What needs to be done - Reproduce every entry below precisely; do not include the pictures.
>>>
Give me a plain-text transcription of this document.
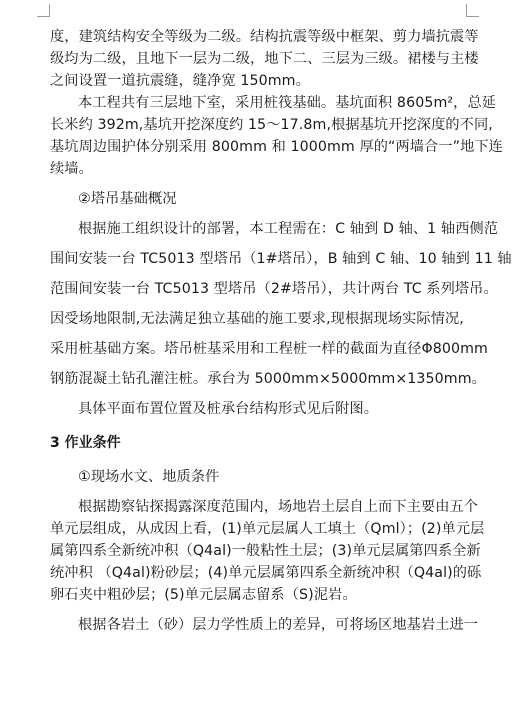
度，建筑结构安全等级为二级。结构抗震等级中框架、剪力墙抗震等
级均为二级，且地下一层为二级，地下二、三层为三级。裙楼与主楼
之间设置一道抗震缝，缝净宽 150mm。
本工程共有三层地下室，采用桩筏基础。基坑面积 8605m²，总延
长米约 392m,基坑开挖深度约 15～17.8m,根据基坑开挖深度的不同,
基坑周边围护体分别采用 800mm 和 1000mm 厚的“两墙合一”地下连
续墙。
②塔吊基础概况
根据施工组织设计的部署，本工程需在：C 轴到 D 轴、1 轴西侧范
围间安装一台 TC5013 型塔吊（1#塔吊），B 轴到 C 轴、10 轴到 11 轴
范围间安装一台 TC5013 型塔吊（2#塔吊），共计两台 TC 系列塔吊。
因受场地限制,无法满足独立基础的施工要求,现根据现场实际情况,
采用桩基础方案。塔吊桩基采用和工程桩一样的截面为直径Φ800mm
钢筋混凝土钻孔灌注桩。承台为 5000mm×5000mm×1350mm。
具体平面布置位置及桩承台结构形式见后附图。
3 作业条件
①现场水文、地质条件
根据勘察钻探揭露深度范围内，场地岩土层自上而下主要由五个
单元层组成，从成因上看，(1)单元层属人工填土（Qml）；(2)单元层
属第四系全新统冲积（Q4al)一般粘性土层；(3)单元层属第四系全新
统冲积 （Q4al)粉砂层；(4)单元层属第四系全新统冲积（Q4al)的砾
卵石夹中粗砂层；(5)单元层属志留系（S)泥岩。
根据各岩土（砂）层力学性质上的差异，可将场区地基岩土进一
<<<
Solution for this exercise -
Give me a plain-text transcription of this document.
度，建筑结构安全等级为二级。结构抗震等级中框架、剪力墙抗震等
级均为二级，且地下一层为二级，地下二、三层为三级。裙楼与主楼
之间设置一道抗震缝，缝净宽 150mm。
本工程共有三层地下室，采用桩筏基础。基坑面积 8605m²，总延
长米约 392m,基坑开挖深度约 15～17.8m,根据基坑开挖深度的不同,
基坑周边围护体分别采用 800mm 和 1000mm 厚的“两墙合一”地下连
续墙。
②塔吊基础概况
根据施工组织设计的部署，本工程需在：C 轴到 D 轴、1 轴西侧范
围间安装一台 TC5013 型塔吊（1#塔吊），B 轴到 C 轴、10 轴到 11 轴
范围间安装一台 TC5013 型塔吊（2#塔吊），共计两台 TC 系列塔吊。
因受场地限制,无法满足独立基础的施工要求,现根据现场实际情况,
采用桩基础方案。塔吊桩基采用和工程桩一样的截面为直径Φ800mm
钢筋混凝土钻孔灌注桩。承台为 5000mm×5000mm×1350mm。
具体平面布置位置及桩承台结构形式见后附图。
3 作业条件
①现场水文、地质条件
根据勘察钻探揭露深度范围内，场地岩土层自上而下主要由五个
单元层组成，从成因上看，(1)单元层属人工填土（Qml）；(2)单元层
属第四系全新统冲积（Q4al)一般粘性土层；(3)单元层属第四系全新
统冲积 （Q4al)粉砂层；(4)单元层属第四系全新统冲积（Q4al)的砾
卵石夹中粗砂层；(5)单元层属志留系（S)泥岩。
根据各岩土（砂）层力学性质上的差异，可将场区地基岩土进一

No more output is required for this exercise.